#### Extracted entries:
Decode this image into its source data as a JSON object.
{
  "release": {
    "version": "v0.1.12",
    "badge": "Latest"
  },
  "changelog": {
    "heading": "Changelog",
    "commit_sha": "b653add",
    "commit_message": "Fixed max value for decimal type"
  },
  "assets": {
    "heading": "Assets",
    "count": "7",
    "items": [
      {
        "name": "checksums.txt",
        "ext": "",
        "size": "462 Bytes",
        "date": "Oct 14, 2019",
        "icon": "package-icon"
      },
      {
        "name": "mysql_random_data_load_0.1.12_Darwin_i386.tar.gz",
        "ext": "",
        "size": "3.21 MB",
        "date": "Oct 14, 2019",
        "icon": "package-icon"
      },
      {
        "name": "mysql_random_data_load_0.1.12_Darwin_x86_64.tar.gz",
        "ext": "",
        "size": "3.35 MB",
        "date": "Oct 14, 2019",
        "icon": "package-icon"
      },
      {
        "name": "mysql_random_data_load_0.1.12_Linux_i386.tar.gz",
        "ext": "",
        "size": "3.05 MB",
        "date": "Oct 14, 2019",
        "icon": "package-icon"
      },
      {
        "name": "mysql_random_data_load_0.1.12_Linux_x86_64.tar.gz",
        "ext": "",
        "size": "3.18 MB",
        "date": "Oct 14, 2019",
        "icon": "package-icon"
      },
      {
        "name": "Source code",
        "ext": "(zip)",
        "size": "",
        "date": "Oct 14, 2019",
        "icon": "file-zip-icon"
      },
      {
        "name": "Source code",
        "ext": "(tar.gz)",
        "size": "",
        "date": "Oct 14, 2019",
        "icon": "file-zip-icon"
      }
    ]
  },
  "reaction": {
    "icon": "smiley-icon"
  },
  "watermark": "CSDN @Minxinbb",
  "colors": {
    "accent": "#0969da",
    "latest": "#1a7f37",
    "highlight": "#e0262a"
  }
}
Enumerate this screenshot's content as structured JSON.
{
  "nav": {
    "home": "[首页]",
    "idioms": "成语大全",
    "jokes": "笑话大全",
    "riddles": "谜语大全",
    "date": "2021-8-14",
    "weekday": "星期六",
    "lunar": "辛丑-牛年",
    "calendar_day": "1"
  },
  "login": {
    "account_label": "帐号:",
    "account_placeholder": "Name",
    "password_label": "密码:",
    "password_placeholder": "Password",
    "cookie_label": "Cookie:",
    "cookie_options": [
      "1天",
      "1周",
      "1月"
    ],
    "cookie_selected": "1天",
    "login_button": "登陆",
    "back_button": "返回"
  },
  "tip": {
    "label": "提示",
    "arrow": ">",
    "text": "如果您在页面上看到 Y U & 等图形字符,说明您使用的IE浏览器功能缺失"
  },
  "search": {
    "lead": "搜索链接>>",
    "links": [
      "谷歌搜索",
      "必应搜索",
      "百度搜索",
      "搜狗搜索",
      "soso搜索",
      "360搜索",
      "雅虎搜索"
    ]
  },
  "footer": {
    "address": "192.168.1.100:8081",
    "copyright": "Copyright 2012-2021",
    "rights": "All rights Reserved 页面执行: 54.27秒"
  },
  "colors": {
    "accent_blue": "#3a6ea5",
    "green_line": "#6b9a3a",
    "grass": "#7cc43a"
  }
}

#### Aim:
Faithfully transcribe the whole of the data.

#### Result of the exercise:
Decode this image into its source data as a JSON object.
{
  "release": {
    "version": "v0.1.12",
    "badge": "Latest"
  },
  "changelog": {
    "heading": "Changelog",
    "commit_sha": "b653add",
    "commit_message": "Fixed max value for decimal type"
  },
  "assets": {
    "heading": "Assets",
    "count": "7",
    "items": [
      {
        "name": "checksums.txt",
        "ext": "",
        "size": "462 Bytes",
        "date": "Oct 14, 2019",
        "icon": "package-icon"
      },
      {
        "name": "mysql_random_data_load_0.1.12_Darwin_i386.tar.gz",
        "ext": "",
        "size": "3.21 MB",
        "date": "Oct 14, 2019",
        "icon": "package-icon"
      },
      {
        "name": "mysql_random_data_load_0.1.12_Darwin_x86_64.tar.gz",
        "ext": "",
        "size": "3.35 MB",
        "date": "Oct 14, 2019",
        "icon": "package-icon"
      },
      {
        "name": "mysql_random_data_load_0.1.12_Linux_i386.tar.gz",
        "ext": "",
        "size": "3.05 MB",
        "date": "Oct 14, 2019",
        "icon": "package-icon"
      },
      {
        "name": "mysql_random_data_load_0.1.12_Linux_x86_64.tar.gz",
        "ext": "",
        "size": "3.18 MB",
        "date": "Oct 14, 2019",
        "icon": "package-icon"
      },
      {
        "name": "Source code",
        "ext": "(zip)",
        "size": "",
        "date": "Oct 14, 2019",
        "icon": "file-zip-icon"
      },
      {
        "name": "Source code",
        "ext": "(tar.gz)",
        "size": "",
        "date": "Oct 14, 2019",
        "icon": "file-zip-icon"
      }
    ]
  },
  "reaction": {
    "icon": "smiley-icon"
  },
  "watermark": "CSDN @Minxinbb",
  "colors": {
    "accent": "#0969da",
    "latest": "#1a7f37",
    "highlight": "#e0262a"
  }
}
Enumerate this screenshot's content as structured JSON.
{
  "nav": {
    "home": "[首页]",
    "idioms": "成语大全",
    "jokes": "笑话大全",
    "riddles": "谜语大全",
    "date": "2021-8-14",
    "weekday": "星期六",
    "lunar": "辛丑-牛年",
    "calendar_day": "1"
  },
  "login": {
    "account_label": "帐号:",
    "account_placeholder": "Name",
    "password_label": "密码:",
    "password_placeholder": "Password",
    "cookie_label": "Cookie:",
    "cookie_options": [
      "1天",
      "1周",
      "1月"
    ],
    "cookie_selected": "1天",
    "login_button": "登陆",
    "back_button": "返回"
  },
  "tip": {
    "label": "提示",
    "arrow": ">",
    "text": "如果您在页面上看到 Y U & 等图形字符,说明您使用的IE浏览器功能缺失"
  },
  "search": {
    "lead": "搜索链接>>",
    "links": [
      "谷歌搜索",
      "必应搜索",
      "百度搜索",
      "搜狗搜索",
      "soso搜索",
      "360搜索",
      "雅虎搜索"
    ]
  },
  "footer": {
    "address": "192.168.1.100:8081",
    "copyright": "Copyright 2012-2021",
    "rights": "All rights Reserved 页面执行: 54.27秒"
  },
  "colors": {
    "accent_blue": "#3a6ea5",
    "green_line": "#6b9a3a",
    "grass": "#7cc43a"
  }
}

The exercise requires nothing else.